▼
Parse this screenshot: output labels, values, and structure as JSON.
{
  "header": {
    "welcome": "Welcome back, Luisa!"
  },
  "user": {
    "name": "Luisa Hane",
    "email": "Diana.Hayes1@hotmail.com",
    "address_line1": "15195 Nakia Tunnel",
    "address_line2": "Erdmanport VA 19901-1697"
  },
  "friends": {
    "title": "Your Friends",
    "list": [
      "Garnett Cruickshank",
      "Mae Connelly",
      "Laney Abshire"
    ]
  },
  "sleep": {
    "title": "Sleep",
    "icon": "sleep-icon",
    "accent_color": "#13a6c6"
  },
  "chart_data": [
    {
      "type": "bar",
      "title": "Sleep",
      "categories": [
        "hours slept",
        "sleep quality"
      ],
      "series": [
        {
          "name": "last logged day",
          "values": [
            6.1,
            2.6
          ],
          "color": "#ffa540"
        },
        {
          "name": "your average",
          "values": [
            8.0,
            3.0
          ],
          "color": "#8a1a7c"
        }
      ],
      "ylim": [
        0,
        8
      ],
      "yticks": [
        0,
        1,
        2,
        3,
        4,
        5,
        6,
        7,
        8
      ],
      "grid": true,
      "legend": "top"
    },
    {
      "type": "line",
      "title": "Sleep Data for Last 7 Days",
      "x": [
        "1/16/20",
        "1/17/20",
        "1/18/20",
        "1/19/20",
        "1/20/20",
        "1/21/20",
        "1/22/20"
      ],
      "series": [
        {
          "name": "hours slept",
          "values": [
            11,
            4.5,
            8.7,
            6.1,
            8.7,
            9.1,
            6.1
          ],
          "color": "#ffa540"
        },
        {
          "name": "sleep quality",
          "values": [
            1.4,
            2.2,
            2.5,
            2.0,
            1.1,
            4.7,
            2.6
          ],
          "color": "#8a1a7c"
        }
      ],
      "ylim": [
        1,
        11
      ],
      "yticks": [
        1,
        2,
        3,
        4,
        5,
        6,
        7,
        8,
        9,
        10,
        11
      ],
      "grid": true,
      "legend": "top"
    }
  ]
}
▲
## WORK TO DO
Each line that has the word "name" counts once. How many such lines are in the data? Give the number alone.

## ANSWER TO THIS EXERCISE
5